Short problem
Each entry below is to be given again word for word, with no pictures.
>> Start Excerpted data
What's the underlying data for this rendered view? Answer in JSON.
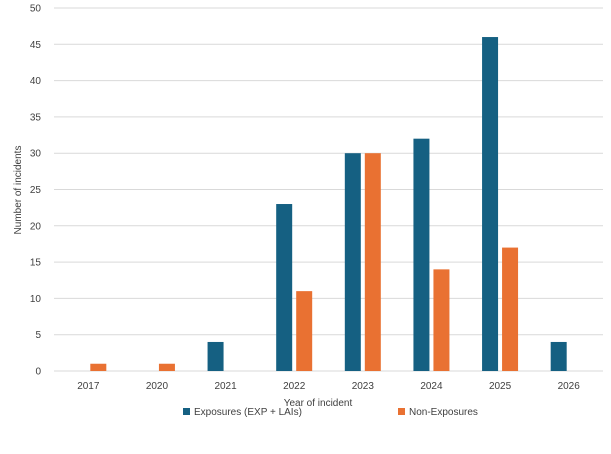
{
  "chart_data": {
    "type": "bar",
    "title": "",
    "xlabel": "Year of incident",
    "ylabel": "Number of incidents",
    "categories": [
      "2017",
      "2020",
      "2021",
      "2022",
      "2023",
      "2024",
      "2025",
      "2026"
    ],
    "series": [
      {
        "name": "Exposures (EXP + LAIs)",
        "color": "#156082",
        "values": [
          0,
          0,
          4,
          23,
          30,
          32,
          46,
          4
        ]
      },
      {
        "name": "Non-Exposures",
        "color": "#e97132",
        "values": [
          1,
          1,
          0,
          11,
          30,
          14,
          17,
          0
        ]
      }
    ],
    "ylim": [
      0,
      50
    ],
    "yticks": [
      0,
      5,
      10,
      15,
      20,
      25,
      30,
      35,
      40,
      45,
      50
    ],
    "grid": true,
    "legend_position": "bottom"
  }
}
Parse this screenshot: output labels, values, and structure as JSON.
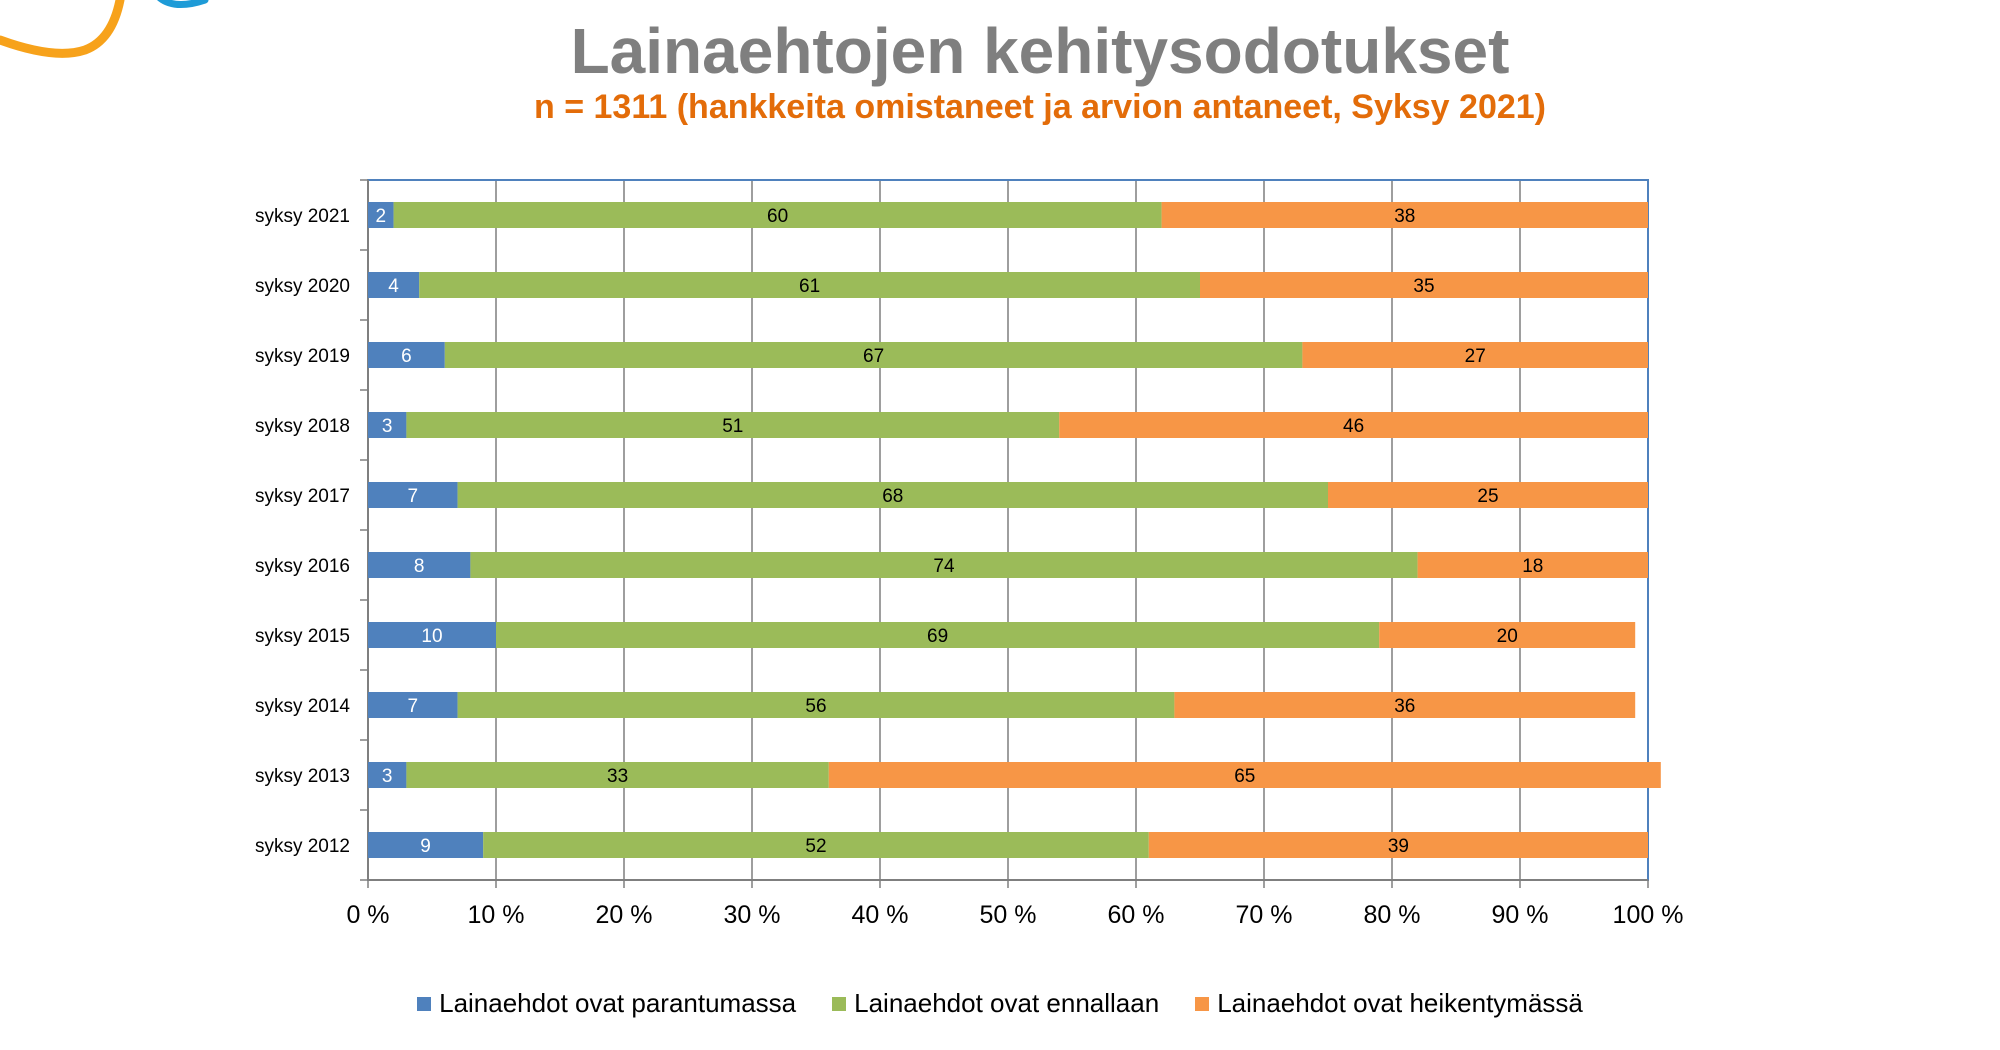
{
  "chart_data": {
    "type": "bar",
    "orientation": "horizontal",
    "stacked": true,
    "title": "Lainaehtojen kehitysodotukset",
    "subtitle": "n = 1311 (hankkeita omistaneet ja arvion antaneet, Syksy 2021)",
    "categories": [
      "syksy 2021",
      "syksy 2020",
      "syksy 2019",
      "syksy 2018",
      "syksy 2017",
      "syksy 2016",
      "syksy 2015",
      "syksy 2014",
      "syksy 2013",
      "syksy 2012"
    ],
    "series": [
      {
        "name": "Lainaehdot ovat parantumassa",
        "color": "#4f81bd",
        "label_color": "#ffffff",
        "values": [
          2,
          4,
          6,
          3,
          7,
          8,
          10,
          7,
          3,
          9
        ]
      },
      {
        "name": "Lainaehdot ovat ennallaan",
        "color": "#9bbb59",
        "label_color": "#000000",
        "values": [
          60,
          61,
          67,
          51,
          68,
          74,
          69,
          56,
          33,
          52
        ]
      },
      {
        "name": "Lainaehdot ovat heikentymässä",
        "color": "#f79646",
        "label_color": "#000000",
        "values": [
          38,
          35,
          27,
          46,
          25,
          18,
          20,
          36,
          65,
          39
        ]
      }
    ],
    "xlim": [
      0,
      100
    ],
    "xticks": [
      "0 %",
      "10 %",
      "20 %",
      "30 %",
      "40 %",
      "50 %",
      "60 %",
      "70 %",
      "80 %",
      "90 %",
      "100 %"
    ],
    "grid": true,
    "legend_position": "bottom"
  },
  "colors": {
    "title": "#7f7f7f",
    "subtitle": "#e36c09",
    "gridline": "#7f7f7f",
    "plot_border": "#4f81bd",
    "deco_orange": "#f7a21b",
    "deco_blue": "#1e9bd7"
  }
}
>> End Excerpted data
Complete output
What's the underlying data for this rendered view? Answer in JSON.
{
  "chart_data": {
    "type": "bar",
    "title": "",
    "xlabel": "Year of incident",
    "ylabel": "Number of incidents",
    "categories": [
      "2017",
      "2020",
      "2021",
      "2022",
      "2023",
      "2024",
      "2025",
      "2026"
    ],
    "series": [
      {
        "name": "Exposures (EXP + LAIs)",
        "color": "#156082",
        "values": [
          0,
          0,
          4,
          23,
          30,
          32,
          46,
          4
        ]
      },
      {
        "name": "Non-Exposures",
        "color": "#e97132",
        "values": [
          1,
          1,
          0,
          11,
          30,
          14,
          17,
          0
        ]
      }
    ],
    "ylim": [
      0,
      50
    ],
    "yticks": [
      0,
      5,
      10,
      15,
      20,
      25,
      30,
      35,
      40,
      45,
      50
    ],
    "grid": true,
    "legend_position": "bottom"
  }
}
Parse this screenshot: output labels, values, and structure as JSON.
{
  "chart_data": {
    "type": "bar",
    "orientation": "horizontal",
    "stacked": true,
    "title": "Lainaehtojen kehitysodotukset",
    "subtitle": "n = 1311 (hankkeita omistaneet ja arvion antaneet, Syksy 2021)",
    "categories": [
      "syksy 2021",
      "syksy 2020",
      "syksy 2019",
      "syksy 2018",
      "syksy 2017",
      "syksy 2016",
      "syksy 2015",
      "syksy 2014",
      "syksy 2013",
      "syksy 2012"
    ],
    "series": [
      {
        "name": "Lainaehdot ovat parantumassa",
        "color": "#4f81bd",
        "label_color": "#ffffff",
        "values": [
          2,
          4,
          6,
          3,
          7,
          8,
          10,
          7,
          3,
          9
        ]
      },
      {
        "name": "Lainaehdot ovat ennallaan",
        "color": "#9bbb59",
        "label_color": "#000000",
        "values": [
          60,
          61,
          67,
          51,
          68,
          74,
          69,
          56,
          33,
          52
        ]
      },
      {
        "name": "Lainaehdot ovat heikentymässä",
        "color": "#f79646",
        "label_color": "#000000",
        "values": [
          38,
          35,
          27,
          46,
          25,
          18,
          20,
          36,
          65,
          39
        ]
      }
    ],
    "xlim": [
      0,
      100
    ],
    "xticks": [
      "0 %",
      "10 %",
      "20 %",
      "30 %",
      "40 %",
      "50 %",
      "60 %",
      "70 %",
      "80 %",
      "90 %",
      "100 %"
    ],
    "grid": true,
    "legend_position": "bottom"
  },
  "colors": {
    "title": "#7f7f7f",
    "subtitle": "#e36c09",
    "gridline": "#7f7f7f",
    "plot_border": "#4f81bd",
    "deco_orange": "#f7a21b",
    "deco_blue": "#1e9bd7"
  }
}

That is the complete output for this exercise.